=== Given text ===
* begin *

Architectures for cloud solutions

An overview of software architectures and design patterns for cloud solutions

Architectures for cloud solutions

Cloud applications have been the talk of the town for several years now. Especially when it comes to cost reduction and more efficient use of available resources, the cloud is hard to beat. Its true potential only becomes apparent when cloud-optimized architectures and design patterns are used. This enables stable software to be developed and complex requirements to be broken down into small, manageable solutions. But this advantage comes at a price. Questions start to arise like: "How can services communicate with each other when systems fail?" and "How do I deal with peak loads?"

The cloud is changing the way software solutions are developed, designed, and operated. The focus is on the development of small and independent services. Communication between the services takes place via defined interfaces. These can be both synchronous (e.g. request/response) and asynchronous (e.g. events or commands). Depending on the workload, they can be scaled individually. For cloud applications to function properly despite distributed states, stability and resilience should be considered during planning. Additionally, monitoring telemetry data is important in order to gain insight into the system in case anomalies occur in the application process.


First considerations

Before you can begin developing cloud solutions, you should discuss and design the basic architecture of the application. In the following sections, we will look at the most popular architectural styles and explain their advantages and disadvantages.


N-tier architecture

Perhaps the best-known style is N-tier architecture. When developing monolithic applications, this principle is used in most cases. When designing the solution, logical functions are divided into layers, as seen in Figure 1. The conventional layers (presentation layer/UI, business layer, data layer) build on each other, which means that communication only takes place from a higher-level layer to a lower-level layer. For example, the business layer does not know any details of the UI. Communication between these layers always starts from the UI.

* end *

=== Available data ===
* begin *

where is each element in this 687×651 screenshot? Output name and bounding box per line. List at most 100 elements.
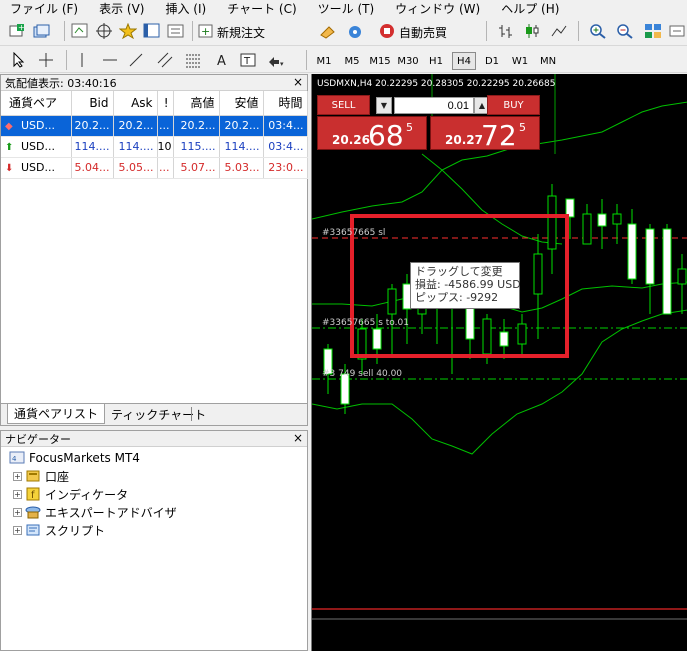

* end *

=== Task requirements ===
a) Reproduce the part of the cloud architectures text starting with "First considerations" and going on through "advantages and disadvantages.", renaming "architectural styles" to "design approaches".
b) According to the cloud architectures text, what are the conventional layers of an N-tier architecture?
c) Pick up the text on cloud architectures from where it stops and carry it on.

=== Responses by task ===
a)
First considerations

Before you can begin developing cloud solutions, you should discuss and design the basic architecture of the application. In the following sections, we will look at the most popular design approaches and explain their advantages and disadvantages.

b) The presentation layer/UI, the business layer, and the data layer.

c)
Fig. 1: Sketch of a 3-tier architecture


In the context of cloud development, layers can be hosted on their own instances and communicate with each other via interfaces. As a rule, N-tier architectures are used when the application is implemented as an Infrastructure-as-a-Service (IaaS) solution. In this case, each layer is hosted on its own virtual machine. In the cloud, it makes sense to use additional managed services, such as a content delivery network, load balancer, caching, or design patterns like the Circuit Breaker.

The N-tier architecture’s strengths lie in its ease of execution on local systems and in the cloud. It also lends itself to the development of simple web applications. As soon as the business functions of an application become more complex or the scaling of individual business functions is in the foreground, architectures are offered. In contrast, these are not monolithic. With these principles, individual business requirements can be hosted and scaled separately.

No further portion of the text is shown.